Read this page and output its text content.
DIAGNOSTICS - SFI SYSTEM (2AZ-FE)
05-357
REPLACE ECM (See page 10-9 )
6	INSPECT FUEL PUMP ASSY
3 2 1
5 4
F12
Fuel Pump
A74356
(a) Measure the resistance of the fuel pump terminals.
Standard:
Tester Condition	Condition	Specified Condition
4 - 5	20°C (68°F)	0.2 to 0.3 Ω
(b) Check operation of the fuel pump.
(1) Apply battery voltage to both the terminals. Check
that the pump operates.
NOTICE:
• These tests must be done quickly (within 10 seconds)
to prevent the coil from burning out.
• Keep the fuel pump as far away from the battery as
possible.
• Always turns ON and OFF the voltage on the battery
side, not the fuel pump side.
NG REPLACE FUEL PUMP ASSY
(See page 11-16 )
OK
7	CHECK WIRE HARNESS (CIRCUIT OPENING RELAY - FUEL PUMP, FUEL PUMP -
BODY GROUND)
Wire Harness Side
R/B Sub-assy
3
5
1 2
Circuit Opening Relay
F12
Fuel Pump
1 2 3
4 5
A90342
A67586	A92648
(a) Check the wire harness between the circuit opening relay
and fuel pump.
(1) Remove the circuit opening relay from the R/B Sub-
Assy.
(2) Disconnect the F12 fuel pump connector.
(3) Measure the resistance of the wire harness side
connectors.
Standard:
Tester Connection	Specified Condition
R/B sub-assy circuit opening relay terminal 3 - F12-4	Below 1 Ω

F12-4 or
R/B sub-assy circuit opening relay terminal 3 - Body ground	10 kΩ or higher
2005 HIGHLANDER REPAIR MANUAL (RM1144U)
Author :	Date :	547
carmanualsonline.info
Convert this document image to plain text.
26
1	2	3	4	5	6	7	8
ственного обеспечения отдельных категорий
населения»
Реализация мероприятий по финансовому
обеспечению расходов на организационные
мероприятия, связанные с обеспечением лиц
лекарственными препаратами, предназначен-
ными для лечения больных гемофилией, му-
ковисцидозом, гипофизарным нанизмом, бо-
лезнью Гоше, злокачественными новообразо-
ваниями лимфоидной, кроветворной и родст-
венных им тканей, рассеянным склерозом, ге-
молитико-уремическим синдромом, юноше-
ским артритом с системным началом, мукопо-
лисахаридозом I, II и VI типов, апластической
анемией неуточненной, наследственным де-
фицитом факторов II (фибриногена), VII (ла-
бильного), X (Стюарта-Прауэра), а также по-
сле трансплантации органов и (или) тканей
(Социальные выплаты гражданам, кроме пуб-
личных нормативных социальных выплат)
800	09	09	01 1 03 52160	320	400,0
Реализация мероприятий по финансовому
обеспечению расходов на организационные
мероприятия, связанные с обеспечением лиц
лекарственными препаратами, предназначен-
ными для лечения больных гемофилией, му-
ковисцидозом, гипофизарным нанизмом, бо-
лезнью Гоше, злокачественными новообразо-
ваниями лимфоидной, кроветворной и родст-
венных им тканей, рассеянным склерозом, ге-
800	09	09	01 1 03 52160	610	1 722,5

==================================================

▶ _Short exercise_: Write down the number of lines where the word "page" appears, and nothing further.

▶ _Finished task_: 3